_Exercise directions_
Copy the data below line for line, with no changes.

_Dataset extract_
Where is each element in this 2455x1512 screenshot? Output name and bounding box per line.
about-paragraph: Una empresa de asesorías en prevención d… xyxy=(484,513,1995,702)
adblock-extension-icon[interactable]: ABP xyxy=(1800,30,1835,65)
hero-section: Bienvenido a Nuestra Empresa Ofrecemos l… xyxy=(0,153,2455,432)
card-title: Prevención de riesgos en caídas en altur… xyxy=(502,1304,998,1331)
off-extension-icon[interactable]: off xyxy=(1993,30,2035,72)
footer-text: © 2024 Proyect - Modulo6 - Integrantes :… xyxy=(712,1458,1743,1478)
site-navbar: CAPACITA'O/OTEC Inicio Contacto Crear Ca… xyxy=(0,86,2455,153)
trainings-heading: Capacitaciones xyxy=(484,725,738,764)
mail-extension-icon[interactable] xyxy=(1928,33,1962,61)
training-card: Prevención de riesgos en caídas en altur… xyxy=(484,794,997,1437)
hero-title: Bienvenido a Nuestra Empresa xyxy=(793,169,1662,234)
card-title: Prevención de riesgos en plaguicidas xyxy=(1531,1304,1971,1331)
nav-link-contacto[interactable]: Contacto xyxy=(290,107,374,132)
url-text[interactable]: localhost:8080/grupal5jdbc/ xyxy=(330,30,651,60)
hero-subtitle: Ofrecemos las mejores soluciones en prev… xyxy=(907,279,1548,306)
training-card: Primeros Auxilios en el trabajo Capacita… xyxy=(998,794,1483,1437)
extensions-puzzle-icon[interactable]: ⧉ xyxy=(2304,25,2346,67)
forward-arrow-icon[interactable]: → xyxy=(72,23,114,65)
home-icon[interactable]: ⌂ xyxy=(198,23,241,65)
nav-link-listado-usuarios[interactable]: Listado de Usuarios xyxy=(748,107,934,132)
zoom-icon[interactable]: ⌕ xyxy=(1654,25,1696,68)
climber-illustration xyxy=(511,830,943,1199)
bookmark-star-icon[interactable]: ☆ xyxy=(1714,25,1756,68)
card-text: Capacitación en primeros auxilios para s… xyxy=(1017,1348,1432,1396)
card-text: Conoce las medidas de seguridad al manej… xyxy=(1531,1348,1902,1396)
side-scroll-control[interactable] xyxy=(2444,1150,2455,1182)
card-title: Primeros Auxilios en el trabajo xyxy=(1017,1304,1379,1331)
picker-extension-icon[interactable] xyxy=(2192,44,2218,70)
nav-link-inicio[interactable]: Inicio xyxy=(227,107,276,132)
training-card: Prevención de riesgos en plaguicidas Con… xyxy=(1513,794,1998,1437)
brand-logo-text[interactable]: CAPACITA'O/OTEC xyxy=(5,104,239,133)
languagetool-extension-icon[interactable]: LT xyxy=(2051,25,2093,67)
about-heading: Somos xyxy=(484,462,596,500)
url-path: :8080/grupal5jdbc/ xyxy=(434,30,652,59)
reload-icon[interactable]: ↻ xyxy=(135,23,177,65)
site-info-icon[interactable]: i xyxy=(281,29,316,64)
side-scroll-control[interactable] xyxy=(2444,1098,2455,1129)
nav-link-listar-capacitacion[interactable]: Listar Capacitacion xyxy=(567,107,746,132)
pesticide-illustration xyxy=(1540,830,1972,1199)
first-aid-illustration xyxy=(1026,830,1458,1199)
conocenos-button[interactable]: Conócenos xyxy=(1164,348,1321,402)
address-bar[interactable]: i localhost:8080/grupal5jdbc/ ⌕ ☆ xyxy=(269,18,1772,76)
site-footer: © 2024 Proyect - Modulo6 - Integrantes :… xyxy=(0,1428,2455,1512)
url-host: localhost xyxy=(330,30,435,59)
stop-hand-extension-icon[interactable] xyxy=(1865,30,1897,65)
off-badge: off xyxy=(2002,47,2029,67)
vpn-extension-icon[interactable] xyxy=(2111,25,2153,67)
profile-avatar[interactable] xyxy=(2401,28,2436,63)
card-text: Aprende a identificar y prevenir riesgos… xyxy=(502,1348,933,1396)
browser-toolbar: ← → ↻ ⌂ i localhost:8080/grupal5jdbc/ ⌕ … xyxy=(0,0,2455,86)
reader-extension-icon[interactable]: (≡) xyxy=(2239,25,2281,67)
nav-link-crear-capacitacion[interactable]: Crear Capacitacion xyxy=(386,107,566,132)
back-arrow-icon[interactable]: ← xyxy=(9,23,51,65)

_Result of this task_
Where is each element in this 2455x1512 screenshot? Output name and bounding box per line.
about-paragraph: Una empresa de asesorías en prevención d… xyxy=(484,513,1995,702)
adblock-extension-icon[interactable]: ABP xyxy=(1800,30,1835,65)
hero-section: Bienvenido a Nuestra Empresa Ofrecemos l… xyxy=(0,153,2455,432)
card-title: Prevención de riesgos en caídas en altur… xyxy=(502,1304,998,1331)
off-extension-icon[interactable]: off xyxy=(1993,30,2035,72)
footer-text: © 2024 Proyect - Modulo6 - Integrantes :… xyxy=(712,1458,1743,1478)
site-navbar: CAPACITA'O/OTEC Inicio Contacto Crear Ca… xyxy=(0,86,2455,153)
trainings-heading: Capacitaciones xyxy=(484,725,738,764)
mail-extension-icon[interactable] xyxy=(1928,33,1962,61)
training-card: Prevención de riesgos en caídas en altur… xyxy=(484,794,997,1437)
hero-title: Bienvenido a Nuestra Empresa xyxy=(793,169,1662,234)
card-title: Prevención de riesgos en plaguicidas xyxy=(1531,1304,1971,1331)
nav-link-contacto[interactable]: Contacto xyxy=(290,107,374,132)
url-text[interactable]: localhost:8080/grupal5jdbc/ xyxy=(330,30,651,60)
hero-subtitle: Ofrecemos las mejores soluciones en prev… xyxy=(907,279,1548,306)
training-card: Primeros Auxilios en el trabajo Capacita… xyxy=(998,794,1483,1437)
extensions-puzzle-icon[interactable]: ⧉ xyxy=(2304,25,2346,67)
forward-arrow-icon[interactable]: → xyxy=(72,23,114,65)
home-icon[interactable]: ⌂ xyxy=(198,23,241,65)
nav-link-listado-usuarios[interactable]: Listado de Usuarios xyxy=(748,107,934,132)
zoom-icon[interactable]: ⌕ xyxy=(1654,25,1696,68)
climber-illustration xyxy=(511,830,943,1199)
bookmark-star-icon[interactable]: ☆ xyxy=(1714,25,1756,68)
card-text: Capacitación en primeros auxilios para s… xyxy=(1017,1348,1432,1396)
card-text: Conoce las medidas de seguridad al manej… xyxy=(1531,1348,1902,1396)
side-scroll-control[interactable] xyxy=(2444,1150,2455,1182)
card-title: Primeros Auxilios en el trabajo xyxy=(1017,1304,1379,1331)
picker-extension-icon[interactable] xyxy=(2192,44,2218,70)
nav-link-inicio[interactable]: Inicio xyxy=(227,107,276,132)
training-card: Prevención de riesgos en plaguicidas Con… xyxy=(1513,794,1998,1437)
brand-logo-text[interactable]: CAPACITA'O/OTEC xyxy=(5,104,239,133)
languagetool-extension-icon[interactable]: LT xyxy=(2051,25,2093,67)
about-heading: Somos xyxy=(484,462,596,500)
url-path: :8080/grupal5jdbc/ xyxy=(434,30,652,59)
reload-icon[interactable]: ↻ xyxy=(135,23,177,65)
site-info-icon[interactable]: i xyxy=(281,29,316,64)
side-scroll-control[interactable] xyxy=(2444,1098,2455,1129)
nav-link-listar-capacitacion[interactable]: Listar Capacitacion xyxy=(567,107,746,132)
pesticide-illustration xyxy=(1540,830,1972,1199)
first-aid-illustration xyxy=(1026,830,1458,1199)
conocenos-button[interactable]: Conócenos xyxy=(1164,348,1321,402)
address-bar[interactable]: i localhost:8080/grupal5jdbc/ ⌕ ☆ xyxy=(269,18,1772,76)
site-footer: © 2024 Proyect - Modulo6 - Integrantes :… xyxy=(0,1428,2455,1512)
url-host: localhost xyxy=(330,30,435,59)
stop-hand-extension-icon[interactable] xyxy=(1865,30,1897,65)
off-badge: off xyxy=(2002,47,2029,67)
vpn-extension-icon[interactable] xyxy=(2111,25,2153,67)
profile-avatar[interactable] xyxy=(2401,28,2436,63)
card-text: Aprende a identificar y prevenir riesgos… xyxy=(502,1348,933,1396)
browser-toolbar: ← → ↻ ⌂ i localhost:8080/grupal5jdbc/ ⌕ … xyxy=(0,0,2455,86)
reader-extension-icon[interactable]: (≡) xyxy=(2239,25,2281,67)
nav-link-crear-capacitacion[interactable]: Crear Capacitacion xyxy=(386,107,566,132)
back-arrow-icon[interactable]: ← xyxy=(9,23,51,65)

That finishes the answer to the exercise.